• **Records excerpted from a collection**
+ + + +
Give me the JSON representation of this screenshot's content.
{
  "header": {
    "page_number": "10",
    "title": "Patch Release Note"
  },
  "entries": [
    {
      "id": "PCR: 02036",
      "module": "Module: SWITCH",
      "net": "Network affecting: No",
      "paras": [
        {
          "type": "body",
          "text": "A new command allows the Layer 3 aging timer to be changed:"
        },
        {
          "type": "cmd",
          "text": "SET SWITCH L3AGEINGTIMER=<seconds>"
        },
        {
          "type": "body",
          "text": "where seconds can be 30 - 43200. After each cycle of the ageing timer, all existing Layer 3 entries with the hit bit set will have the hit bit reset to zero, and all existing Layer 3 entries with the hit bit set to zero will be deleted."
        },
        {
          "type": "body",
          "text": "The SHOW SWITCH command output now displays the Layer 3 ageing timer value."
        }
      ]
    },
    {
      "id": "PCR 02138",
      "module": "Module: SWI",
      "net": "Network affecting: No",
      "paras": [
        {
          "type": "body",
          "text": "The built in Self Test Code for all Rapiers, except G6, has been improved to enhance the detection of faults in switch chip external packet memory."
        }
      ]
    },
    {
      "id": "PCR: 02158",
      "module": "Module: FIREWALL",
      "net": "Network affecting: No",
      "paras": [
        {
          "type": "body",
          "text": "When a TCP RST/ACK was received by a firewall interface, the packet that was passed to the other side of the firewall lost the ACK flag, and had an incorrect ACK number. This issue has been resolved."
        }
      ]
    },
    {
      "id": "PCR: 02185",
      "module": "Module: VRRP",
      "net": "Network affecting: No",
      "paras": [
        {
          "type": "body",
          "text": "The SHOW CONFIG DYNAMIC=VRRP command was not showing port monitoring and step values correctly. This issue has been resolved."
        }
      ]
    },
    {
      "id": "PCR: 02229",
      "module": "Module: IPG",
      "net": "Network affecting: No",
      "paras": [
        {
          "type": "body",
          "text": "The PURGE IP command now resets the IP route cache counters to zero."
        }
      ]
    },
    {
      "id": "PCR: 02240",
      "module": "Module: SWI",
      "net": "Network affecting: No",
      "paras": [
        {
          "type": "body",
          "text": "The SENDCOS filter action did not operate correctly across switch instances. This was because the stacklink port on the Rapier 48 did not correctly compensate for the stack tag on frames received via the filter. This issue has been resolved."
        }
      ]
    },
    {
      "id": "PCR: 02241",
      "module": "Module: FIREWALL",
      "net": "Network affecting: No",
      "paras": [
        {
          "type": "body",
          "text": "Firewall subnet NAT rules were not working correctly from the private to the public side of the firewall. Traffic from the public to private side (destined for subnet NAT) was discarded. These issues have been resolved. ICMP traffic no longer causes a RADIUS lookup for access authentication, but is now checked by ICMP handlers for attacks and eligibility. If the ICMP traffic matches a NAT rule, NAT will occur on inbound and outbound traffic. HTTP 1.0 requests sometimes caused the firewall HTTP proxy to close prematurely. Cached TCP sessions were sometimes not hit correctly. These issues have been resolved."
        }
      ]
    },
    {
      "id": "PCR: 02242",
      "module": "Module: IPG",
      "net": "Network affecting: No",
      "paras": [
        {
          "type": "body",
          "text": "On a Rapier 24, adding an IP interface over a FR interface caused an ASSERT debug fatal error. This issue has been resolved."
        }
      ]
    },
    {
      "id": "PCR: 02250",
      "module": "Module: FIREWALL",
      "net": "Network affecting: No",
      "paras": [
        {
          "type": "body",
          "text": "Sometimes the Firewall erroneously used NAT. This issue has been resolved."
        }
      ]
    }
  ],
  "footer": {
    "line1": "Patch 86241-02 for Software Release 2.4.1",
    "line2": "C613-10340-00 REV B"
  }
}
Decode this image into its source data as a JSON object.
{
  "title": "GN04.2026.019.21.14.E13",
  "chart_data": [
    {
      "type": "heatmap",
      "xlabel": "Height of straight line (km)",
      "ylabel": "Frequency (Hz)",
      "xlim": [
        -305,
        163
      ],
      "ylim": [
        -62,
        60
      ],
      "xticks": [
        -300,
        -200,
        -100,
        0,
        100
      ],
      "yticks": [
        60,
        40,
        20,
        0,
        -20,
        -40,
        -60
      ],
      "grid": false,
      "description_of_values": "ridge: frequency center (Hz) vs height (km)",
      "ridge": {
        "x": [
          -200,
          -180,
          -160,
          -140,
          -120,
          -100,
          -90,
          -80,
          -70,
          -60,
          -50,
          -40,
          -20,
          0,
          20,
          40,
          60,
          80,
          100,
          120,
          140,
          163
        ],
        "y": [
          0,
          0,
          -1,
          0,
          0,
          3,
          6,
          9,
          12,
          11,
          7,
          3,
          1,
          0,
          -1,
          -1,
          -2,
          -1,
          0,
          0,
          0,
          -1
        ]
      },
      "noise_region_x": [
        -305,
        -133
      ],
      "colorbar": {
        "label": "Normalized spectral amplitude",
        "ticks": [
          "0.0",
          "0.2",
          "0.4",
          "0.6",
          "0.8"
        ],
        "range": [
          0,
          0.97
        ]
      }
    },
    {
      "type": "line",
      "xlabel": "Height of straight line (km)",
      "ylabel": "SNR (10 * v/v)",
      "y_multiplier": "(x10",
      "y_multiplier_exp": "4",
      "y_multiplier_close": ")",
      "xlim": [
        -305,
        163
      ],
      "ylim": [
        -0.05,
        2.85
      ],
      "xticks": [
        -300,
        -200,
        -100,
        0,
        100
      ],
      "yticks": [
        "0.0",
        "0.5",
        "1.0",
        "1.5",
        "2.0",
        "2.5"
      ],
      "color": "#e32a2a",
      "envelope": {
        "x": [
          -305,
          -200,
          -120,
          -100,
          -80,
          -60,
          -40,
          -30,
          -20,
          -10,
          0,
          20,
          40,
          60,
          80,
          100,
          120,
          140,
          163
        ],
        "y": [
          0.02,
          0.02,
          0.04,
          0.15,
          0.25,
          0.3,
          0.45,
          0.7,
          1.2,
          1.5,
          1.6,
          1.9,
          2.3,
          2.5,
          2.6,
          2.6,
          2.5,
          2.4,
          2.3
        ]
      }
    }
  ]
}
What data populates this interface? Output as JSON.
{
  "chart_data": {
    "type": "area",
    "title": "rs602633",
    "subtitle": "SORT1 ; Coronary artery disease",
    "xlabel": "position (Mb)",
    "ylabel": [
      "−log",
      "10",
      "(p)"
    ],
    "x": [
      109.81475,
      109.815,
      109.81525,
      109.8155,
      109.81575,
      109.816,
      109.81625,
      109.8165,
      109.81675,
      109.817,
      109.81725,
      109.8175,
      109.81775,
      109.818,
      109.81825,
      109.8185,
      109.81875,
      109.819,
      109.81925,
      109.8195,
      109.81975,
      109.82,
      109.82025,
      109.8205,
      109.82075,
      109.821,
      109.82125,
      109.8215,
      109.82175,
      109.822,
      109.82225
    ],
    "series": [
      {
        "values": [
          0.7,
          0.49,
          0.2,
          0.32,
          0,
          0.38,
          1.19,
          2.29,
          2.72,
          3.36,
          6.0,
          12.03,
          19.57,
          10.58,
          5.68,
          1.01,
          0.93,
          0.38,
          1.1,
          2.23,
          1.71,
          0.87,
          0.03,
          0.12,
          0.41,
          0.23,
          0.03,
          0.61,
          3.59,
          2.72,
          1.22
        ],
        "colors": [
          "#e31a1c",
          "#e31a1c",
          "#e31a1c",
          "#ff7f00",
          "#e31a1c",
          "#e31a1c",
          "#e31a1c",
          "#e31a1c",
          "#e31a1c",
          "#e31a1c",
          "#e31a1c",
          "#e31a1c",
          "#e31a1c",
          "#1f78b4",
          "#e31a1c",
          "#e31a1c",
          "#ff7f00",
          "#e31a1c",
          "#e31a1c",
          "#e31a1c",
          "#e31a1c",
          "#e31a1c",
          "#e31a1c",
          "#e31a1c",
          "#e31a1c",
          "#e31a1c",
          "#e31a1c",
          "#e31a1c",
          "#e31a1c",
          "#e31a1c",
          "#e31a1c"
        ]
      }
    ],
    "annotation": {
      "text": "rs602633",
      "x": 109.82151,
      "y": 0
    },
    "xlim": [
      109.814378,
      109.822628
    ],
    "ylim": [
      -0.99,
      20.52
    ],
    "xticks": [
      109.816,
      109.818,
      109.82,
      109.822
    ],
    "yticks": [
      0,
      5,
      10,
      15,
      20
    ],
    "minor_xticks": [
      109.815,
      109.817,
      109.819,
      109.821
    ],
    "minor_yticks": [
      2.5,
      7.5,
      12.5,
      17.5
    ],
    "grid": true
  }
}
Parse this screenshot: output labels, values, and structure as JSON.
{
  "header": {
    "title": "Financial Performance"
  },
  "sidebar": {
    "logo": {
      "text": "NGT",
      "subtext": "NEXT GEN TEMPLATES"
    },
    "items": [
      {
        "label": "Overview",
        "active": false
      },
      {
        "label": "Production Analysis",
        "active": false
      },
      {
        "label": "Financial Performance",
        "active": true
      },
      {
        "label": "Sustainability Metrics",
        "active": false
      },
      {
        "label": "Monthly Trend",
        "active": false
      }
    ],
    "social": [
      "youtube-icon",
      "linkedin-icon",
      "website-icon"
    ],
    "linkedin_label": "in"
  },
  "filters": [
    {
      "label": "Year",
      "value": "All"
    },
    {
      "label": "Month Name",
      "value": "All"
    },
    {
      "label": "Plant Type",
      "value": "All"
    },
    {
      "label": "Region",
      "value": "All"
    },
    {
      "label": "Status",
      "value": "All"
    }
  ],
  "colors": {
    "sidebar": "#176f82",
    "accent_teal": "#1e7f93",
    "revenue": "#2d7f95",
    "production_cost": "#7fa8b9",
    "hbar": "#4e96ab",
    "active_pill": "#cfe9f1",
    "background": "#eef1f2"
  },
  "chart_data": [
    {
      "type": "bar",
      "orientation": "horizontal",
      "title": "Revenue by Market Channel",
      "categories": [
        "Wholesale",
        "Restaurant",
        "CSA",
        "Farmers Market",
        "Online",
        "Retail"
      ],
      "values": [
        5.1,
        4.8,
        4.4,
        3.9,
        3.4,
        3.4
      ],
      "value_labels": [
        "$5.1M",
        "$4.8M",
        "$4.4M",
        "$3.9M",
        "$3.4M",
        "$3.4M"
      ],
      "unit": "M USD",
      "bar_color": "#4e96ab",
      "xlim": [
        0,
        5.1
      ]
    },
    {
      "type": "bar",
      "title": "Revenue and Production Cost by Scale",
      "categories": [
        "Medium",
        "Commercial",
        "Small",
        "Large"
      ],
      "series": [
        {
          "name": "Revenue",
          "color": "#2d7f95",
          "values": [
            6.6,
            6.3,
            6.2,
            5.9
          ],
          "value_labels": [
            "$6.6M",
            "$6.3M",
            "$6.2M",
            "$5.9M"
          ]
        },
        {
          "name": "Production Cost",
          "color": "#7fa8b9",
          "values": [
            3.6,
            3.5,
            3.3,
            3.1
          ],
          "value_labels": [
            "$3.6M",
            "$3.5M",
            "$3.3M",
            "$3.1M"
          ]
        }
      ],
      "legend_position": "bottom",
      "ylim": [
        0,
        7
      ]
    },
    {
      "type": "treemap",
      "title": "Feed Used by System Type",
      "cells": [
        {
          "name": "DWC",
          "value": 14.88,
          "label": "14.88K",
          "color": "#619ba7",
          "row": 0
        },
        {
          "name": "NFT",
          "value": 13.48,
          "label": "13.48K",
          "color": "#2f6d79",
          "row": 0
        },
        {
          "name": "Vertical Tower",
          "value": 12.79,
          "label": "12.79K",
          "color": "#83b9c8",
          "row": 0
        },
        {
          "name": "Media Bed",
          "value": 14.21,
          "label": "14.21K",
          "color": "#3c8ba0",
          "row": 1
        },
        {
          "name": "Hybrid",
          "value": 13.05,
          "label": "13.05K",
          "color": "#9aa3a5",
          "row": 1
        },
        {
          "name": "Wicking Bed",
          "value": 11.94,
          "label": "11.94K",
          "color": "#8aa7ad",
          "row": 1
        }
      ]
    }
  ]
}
+ + + +
• **EXERCISE**
Give the count of lines holding the word "JSON" and nothing more.

• **THE OUTPUT**
4